## What is needed
For the records that follow, return only the count of lines containing the string "havde".

## Record set
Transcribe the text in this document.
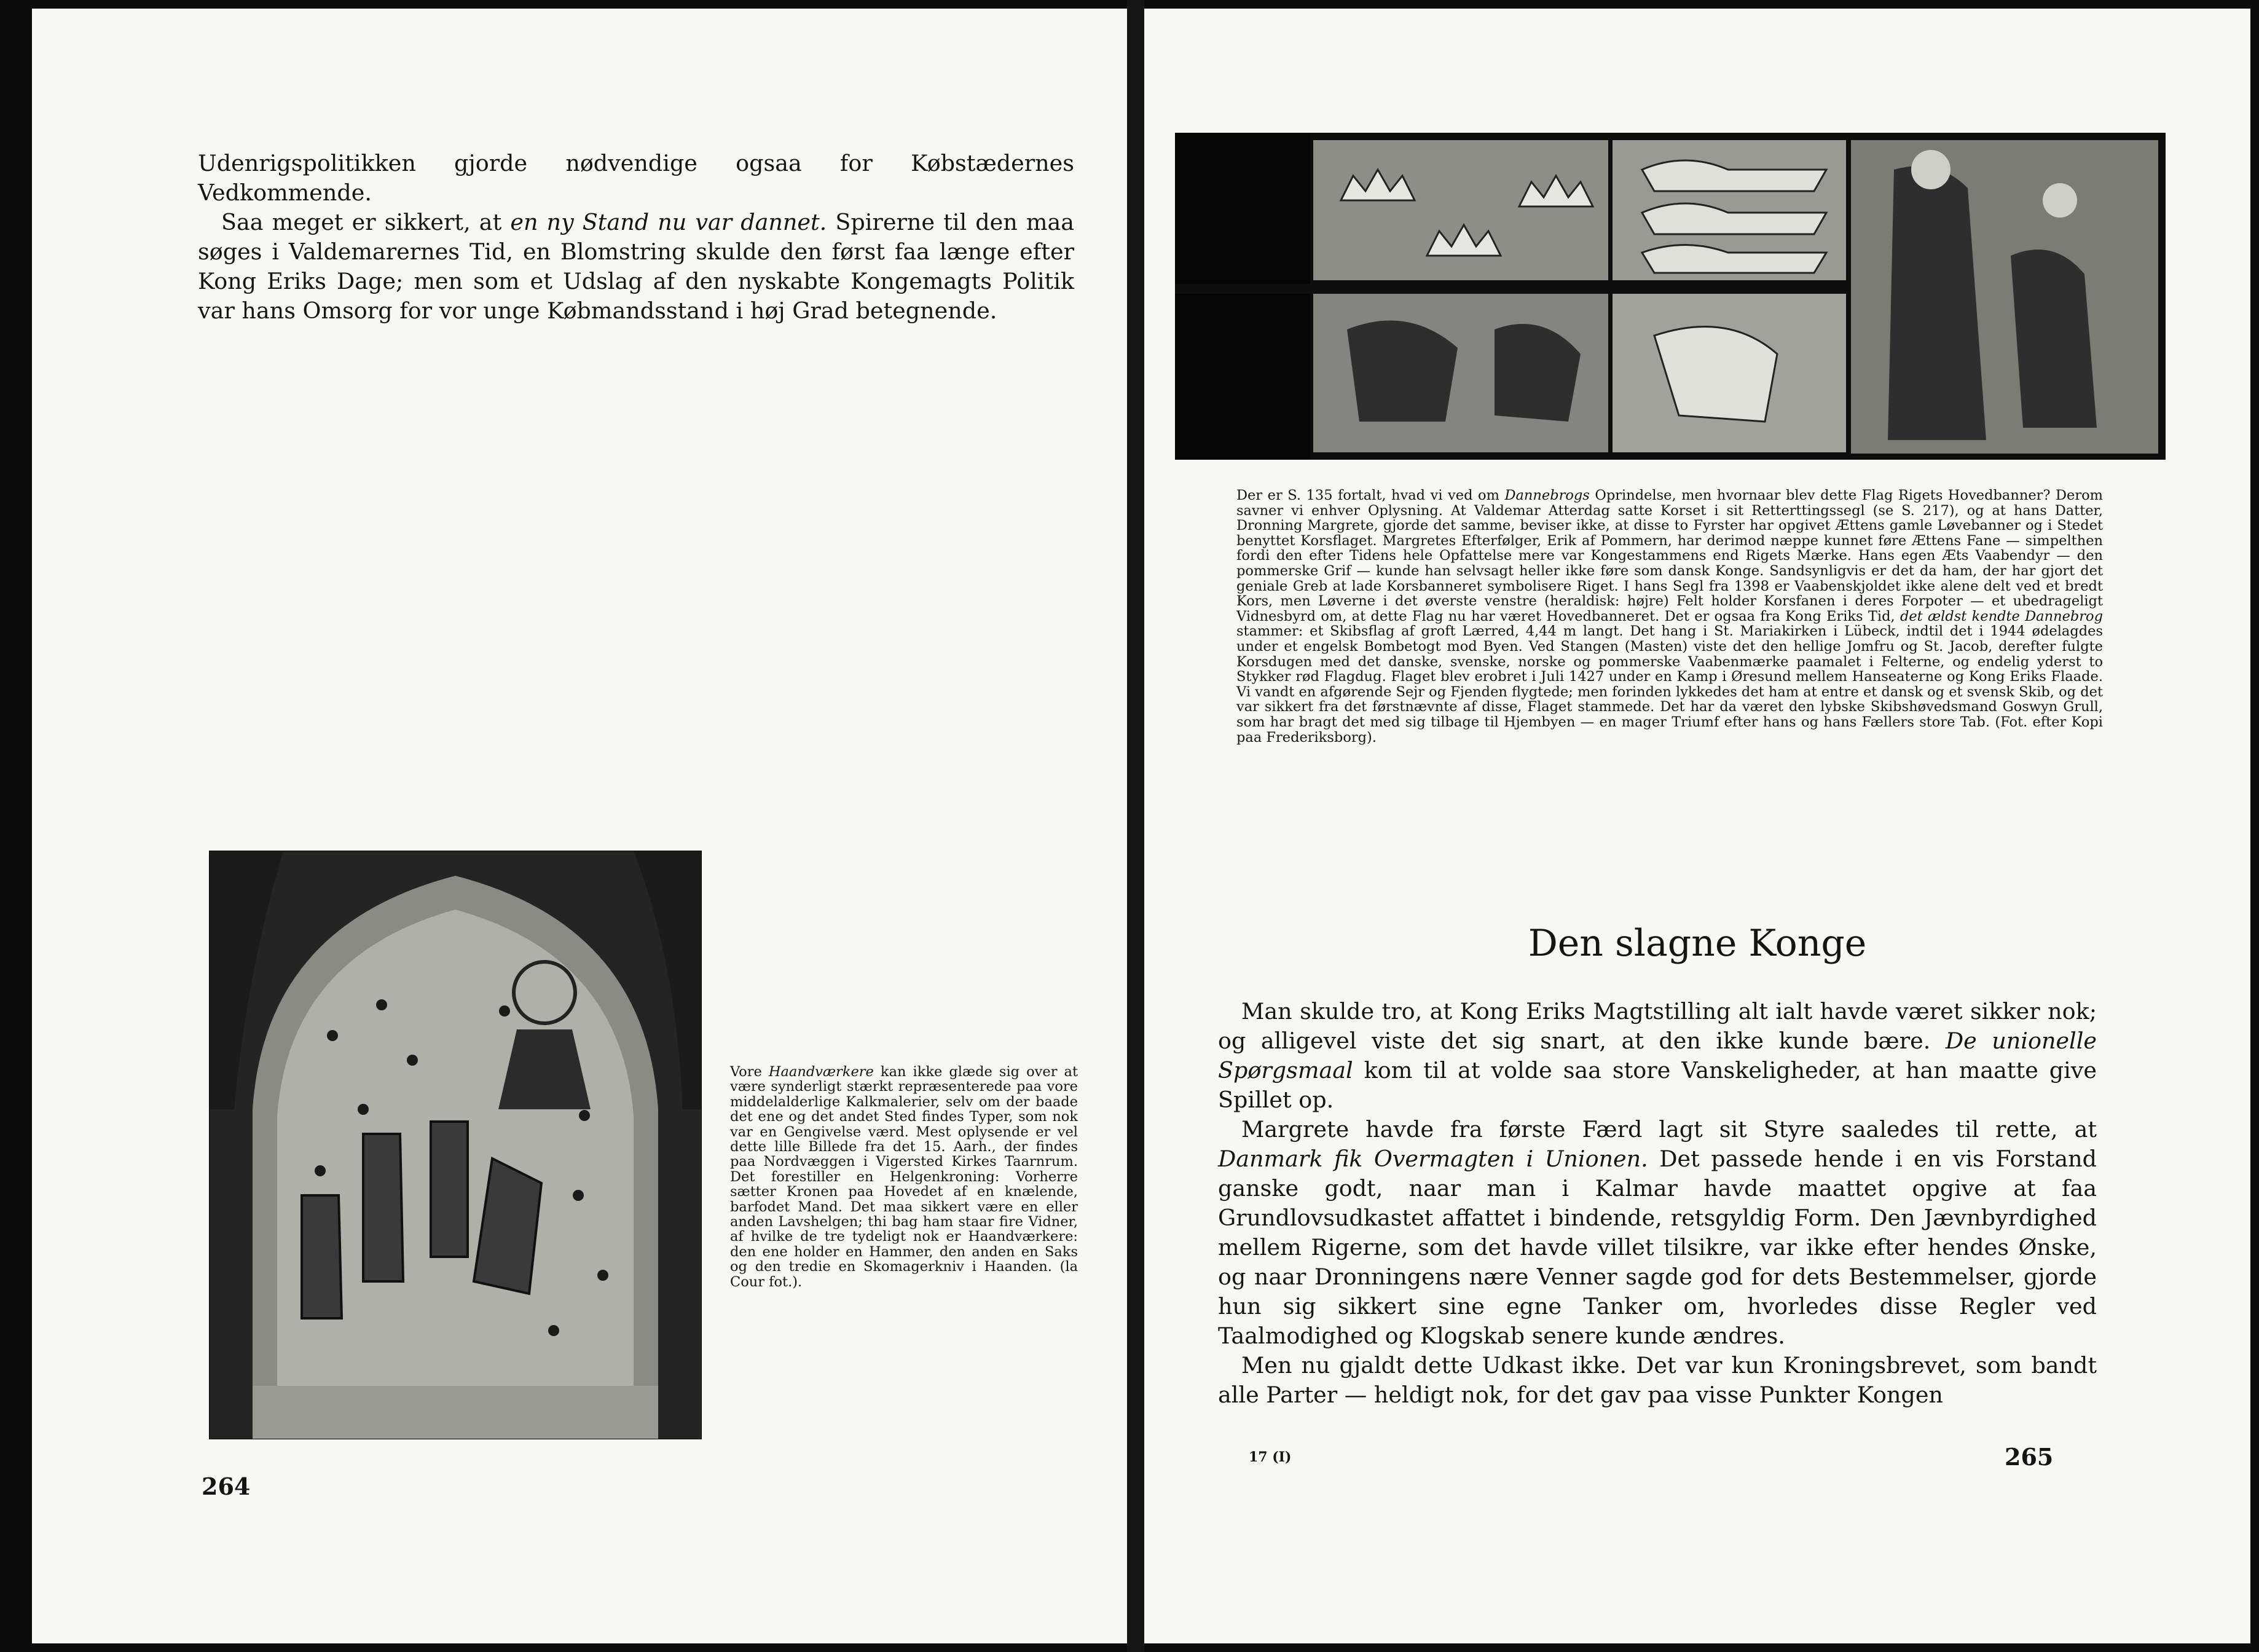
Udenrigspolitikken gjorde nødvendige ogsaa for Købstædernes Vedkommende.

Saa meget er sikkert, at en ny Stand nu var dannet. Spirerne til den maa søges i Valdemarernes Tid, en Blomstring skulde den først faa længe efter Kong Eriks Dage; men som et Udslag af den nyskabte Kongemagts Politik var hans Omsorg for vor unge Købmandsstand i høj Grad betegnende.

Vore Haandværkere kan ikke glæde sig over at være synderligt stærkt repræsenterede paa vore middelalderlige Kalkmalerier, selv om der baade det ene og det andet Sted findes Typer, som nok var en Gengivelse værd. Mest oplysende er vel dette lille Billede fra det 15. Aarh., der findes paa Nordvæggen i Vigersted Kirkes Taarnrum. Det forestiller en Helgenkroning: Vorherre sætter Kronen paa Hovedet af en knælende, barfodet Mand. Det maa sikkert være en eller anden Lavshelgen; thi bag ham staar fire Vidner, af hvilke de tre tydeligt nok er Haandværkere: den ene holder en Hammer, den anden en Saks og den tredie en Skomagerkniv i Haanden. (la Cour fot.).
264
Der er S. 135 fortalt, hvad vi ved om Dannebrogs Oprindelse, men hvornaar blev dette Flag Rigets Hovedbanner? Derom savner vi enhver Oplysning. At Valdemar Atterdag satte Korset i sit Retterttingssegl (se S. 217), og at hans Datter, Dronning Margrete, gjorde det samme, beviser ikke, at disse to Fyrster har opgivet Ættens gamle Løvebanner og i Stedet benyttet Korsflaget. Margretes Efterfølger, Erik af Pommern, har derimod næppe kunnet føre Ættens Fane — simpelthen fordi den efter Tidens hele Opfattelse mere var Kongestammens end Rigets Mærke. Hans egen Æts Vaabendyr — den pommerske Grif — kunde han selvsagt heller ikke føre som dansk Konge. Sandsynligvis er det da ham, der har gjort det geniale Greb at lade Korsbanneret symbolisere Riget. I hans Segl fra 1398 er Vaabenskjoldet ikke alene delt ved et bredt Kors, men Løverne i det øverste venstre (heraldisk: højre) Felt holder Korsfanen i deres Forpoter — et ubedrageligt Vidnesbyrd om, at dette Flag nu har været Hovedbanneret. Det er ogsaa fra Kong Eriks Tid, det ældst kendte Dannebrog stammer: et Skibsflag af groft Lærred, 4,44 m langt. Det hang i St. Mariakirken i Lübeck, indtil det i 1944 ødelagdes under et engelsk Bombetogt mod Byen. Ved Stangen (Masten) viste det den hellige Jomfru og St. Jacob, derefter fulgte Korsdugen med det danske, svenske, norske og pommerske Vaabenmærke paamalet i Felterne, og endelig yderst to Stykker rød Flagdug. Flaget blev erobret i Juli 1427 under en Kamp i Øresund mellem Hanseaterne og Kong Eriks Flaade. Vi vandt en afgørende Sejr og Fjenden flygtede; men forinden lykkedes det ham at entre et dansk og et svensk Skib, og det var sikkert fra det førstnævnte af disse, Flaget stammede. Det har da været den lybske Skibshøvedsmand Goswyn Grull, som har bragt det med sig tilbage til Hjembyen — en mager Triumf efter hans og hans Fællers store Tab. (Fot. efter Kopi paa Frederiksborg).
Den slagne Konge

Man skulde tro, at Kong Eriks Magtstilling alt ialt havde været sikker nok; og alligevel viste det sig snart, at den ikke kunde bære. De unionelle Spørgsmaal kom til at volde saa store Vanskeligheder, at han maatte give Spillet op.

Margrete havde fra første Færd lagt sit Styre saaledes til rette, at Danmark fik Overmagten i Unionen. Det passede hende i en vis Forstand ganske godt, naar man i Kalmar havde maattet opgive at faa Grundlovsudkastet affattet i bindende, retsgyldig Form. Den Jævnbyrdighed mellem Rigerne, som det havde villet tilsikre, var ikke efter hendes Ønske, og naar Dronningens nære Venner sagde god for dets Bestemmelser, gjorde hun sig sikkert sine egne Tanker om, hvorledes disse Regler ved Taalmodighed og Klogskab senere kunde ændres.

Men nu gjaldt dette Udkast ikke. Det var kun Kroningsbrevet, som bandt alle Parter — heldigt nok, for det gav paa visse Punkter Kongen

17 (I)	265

...

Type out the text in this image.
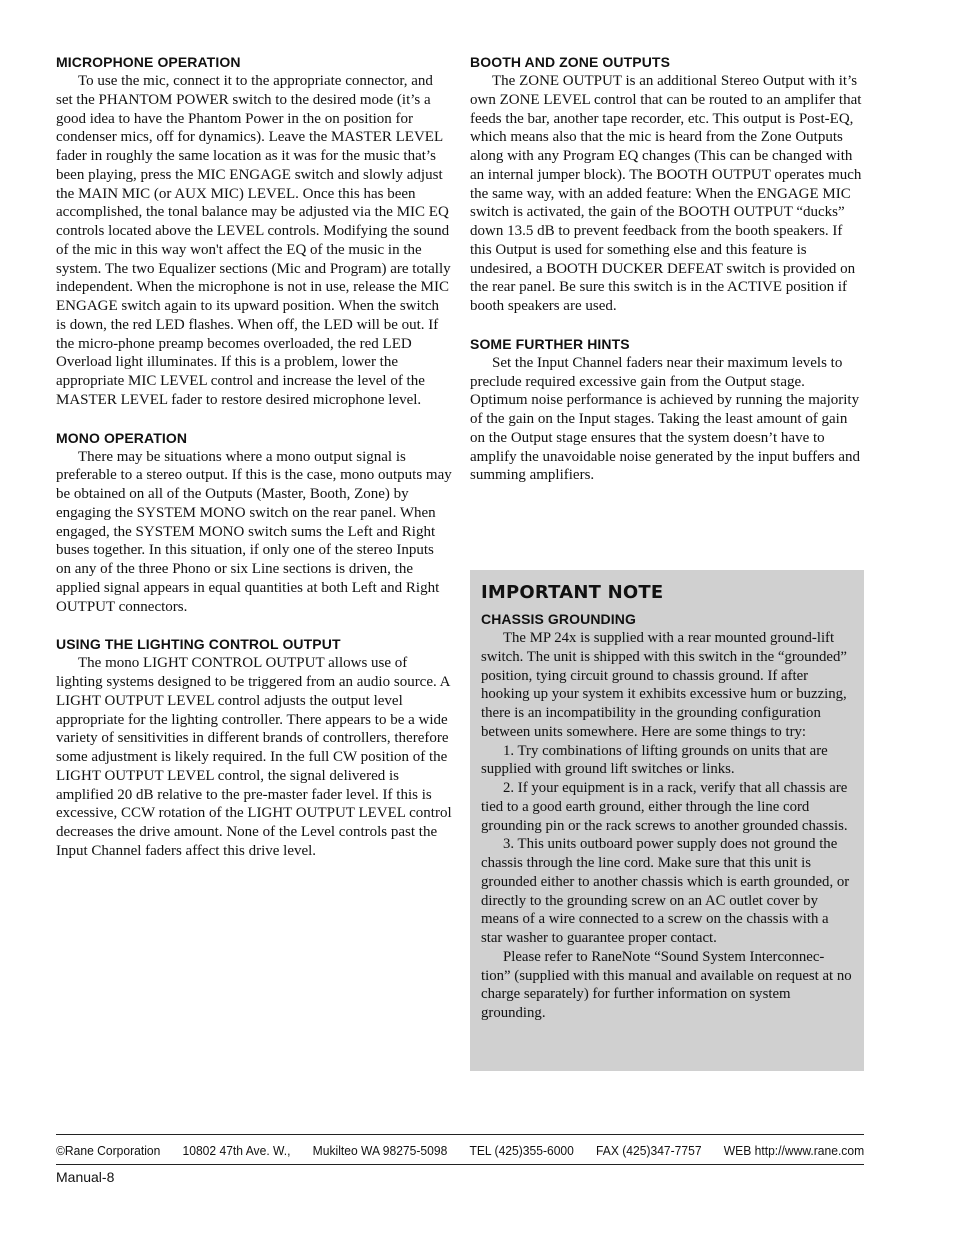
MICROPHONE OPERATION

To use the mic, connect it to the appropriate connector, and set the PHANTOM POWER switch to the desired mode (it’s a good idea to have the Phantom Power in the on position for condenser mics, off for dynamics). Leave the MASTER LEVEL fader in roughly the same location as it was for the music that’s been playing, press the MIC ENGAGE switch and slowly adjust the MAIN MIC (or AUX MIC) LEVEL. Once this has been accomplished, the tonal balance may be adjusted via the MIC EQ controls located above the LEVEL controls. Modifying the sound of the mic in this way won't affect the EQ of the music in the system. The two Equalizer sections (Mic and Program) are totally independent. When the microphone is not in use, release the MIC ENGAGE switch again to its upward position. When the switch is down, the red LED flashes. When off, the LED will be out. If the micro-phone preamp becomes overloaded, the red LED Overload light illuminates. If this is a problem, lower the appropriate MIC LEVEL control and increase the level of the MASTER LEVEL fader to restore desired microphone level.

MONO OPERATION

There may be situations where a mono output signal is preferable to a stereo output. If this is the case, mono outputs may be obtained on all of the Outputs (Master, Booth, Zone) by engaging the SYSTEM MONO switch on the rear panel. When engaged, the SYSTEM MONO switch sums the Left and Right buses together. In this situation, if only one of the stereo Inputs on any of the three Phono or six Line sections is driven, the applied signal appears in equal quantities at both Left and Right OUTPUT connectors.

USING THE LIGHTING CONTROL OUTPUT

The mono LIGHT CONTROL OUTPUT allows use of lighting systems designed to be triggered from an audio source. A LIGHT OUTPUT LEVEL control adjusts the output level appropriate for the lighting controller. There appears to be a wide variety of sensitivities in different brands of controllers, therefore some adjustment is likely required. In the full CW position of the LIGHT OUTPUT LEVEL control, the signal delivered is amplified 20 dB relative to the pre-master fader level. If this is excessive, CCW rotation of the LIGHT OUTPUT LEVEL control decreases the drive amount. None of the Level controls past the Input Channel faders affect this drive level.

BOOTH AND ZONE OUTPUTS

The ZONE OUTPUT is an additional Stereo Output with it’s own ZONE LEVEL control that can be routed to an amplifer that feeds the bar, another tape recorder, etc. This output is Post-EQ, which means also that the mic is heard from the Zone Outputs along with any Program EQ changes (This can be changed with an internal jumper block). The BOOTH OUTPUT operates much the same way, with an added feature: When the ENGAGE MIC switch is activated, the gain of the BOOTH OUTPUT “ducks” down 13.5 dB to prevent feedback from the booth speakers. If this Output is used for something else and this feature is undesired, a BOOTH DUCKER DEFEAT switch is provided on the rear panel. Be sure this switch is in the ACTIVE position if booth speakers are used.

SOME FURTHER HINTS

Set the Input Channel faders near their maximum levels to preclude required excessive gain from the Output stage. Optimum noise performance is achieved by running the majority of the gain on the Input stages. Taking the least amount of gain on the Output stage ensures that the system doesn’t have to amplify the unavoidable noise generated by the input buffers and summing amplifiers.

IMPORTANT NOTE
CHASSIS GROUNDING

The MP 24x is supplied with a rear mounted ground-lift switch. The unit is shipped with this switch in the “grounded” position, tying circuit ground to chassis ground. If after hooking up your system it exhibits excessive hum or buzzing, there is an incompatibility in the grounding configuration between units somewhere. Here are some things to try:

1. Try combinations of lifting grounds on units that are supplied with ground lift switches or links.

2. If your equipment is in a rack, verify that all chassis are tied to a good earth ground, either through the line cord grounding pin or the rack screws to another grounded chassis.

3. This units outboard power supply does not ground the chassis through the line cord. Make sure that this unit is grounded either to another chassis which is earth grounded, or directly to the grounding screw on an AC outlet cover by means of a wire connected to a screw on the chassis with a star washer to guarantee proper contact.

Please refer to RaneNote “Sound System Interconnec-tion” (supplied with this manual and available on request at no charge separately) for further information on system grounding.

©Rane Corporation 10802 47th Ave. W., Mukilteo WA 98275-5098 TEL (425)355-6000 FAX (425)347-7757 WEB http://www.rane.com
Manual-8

## Result for this exercise
2